THE EXERCISE = Return the listing below word for word.

** START **

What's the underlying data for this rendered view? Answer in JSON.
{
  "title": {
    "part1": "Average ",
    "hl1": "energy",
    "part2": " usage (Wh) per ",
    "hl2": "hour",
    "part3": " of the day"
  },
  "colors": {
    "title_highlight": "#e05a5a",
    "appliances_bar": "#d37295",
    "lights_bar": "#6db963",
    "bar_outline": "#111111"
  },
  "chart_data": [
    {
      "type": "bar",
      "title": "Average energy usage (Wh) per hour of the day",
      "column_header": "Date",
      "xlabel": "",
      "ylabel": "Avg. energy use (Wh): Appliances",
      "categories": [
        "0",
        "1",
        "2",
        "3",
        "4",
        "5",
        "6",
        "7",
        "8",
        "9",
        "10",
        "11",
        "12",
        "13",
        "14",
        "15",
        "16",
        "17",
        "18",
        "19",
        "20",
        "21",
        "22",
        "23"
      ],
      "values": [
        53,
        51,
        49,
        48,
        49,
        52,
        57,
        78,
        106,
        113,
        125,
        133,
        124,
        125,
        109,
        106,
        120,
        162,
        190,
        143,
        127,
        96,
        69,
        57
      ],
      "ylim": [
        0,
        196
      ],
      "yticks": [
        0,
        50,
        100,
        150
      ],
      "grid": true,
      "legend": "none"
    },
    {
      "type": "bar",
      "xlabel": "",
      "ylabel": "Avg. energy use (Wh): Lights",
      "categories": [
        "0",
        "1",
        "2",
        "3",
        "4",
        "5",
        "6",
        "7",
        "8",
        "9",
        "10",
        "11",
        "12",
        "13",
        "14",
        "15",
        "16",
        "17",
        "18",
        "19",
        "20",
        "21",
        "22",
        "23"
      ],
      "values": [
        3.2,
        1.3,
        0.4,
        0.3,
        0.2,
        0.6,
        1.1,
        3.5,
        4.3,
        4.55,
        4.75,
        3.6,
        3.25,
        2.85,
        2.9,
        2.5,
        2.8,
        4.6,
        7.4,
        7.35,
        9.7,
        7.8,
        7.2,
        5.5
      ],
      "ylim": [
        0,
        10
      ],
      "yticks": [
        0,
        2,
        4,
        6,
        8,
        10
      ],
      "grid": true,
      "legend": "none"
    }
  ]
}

** END **

EXPECTED ANSWER =
What's the underlying data for this rendered view? Answer in JSON.
{
  "title": {
    "part1": "Average ",
    "hl1": "energy",
    "part2": " usage (Wh) per ",
    "hl2": "hour",
    "part3": " of the day"
  },
  "colors": {
    "title_highlight": "#e05a5a",
    "appliances_bar": "#d37295",
    "lights_bar": "#6db963",
    "bar_outline": "#111111"
  },
  "chart_data": [
    {
      "type": "bar",
      "title": "Average energy usage (Wh) per hour of the day",
      "column_header": "Date",
      "xlabel": "",
      "ylabel": "Avg. energy use (Wh): Appliances",
      "categories": [
        "0",
        "1",
        "2",
        "3",
        "4",
        "5",
        "6",
        "7",
        "8",
        "9",
        "10",
        "11",
        "12",
        "13",
        "14",
        "15",
        "16",
        "17",
        "18",
        "19",
        "20",
        "21",
        "22",
        "23"
      ],
      "values": [
        53,
        51,
        49,
        48,
        49,
        52,
        57,
        78,
        106,
        113,
        125,
        133,
        124,
        125,
        109,
        106,
        120,
        162,
        190,
        143,
        127,
        96,
        69,
        57
      ],
      "ylim": [
        0,
        196
      ],
      "yticks": [
        0,
        50,
        100,
        150
      ],
      "grid": true,
      "legend": "none"
    },
    {
      "type": "bar",
      "xlabel": "",
      "ylabel": "Avg. energy use (Wh): Lights",
      "categories": [
        "0",
        "1",
        "2",
        "3",
        "4",
        "5",
        "6",
        "7",
        "8",
        "9",
        "10",
        "11",
        "12",
        "13",
        "14",
        "15",
        "16",
        "17",
        "18",
        "19",
        "20",
        "21",
        "22",
        "23"
      ],
      "values": [
        3.2,
        1.3,
        0.4,
        0.3,
        0.2,
        0.6,
        1.1,
        3.5,
        4.3,
        4.55,
        4.75,
        3.6,
        3.25,
        2.85,
        2.9,
        2.5,
        2.8,
        4.6,
        7.4,
        7.35,
        9.7,
        7.8,
        7.2,
        5.5
      ],
      "ylim": [
        0,
        10
      ],
      "yticks": [
        0,
        2,
        4,
        6,
        8,
        10
      ],
      "grid": true,
      "legend": "none"
    }
  ]
}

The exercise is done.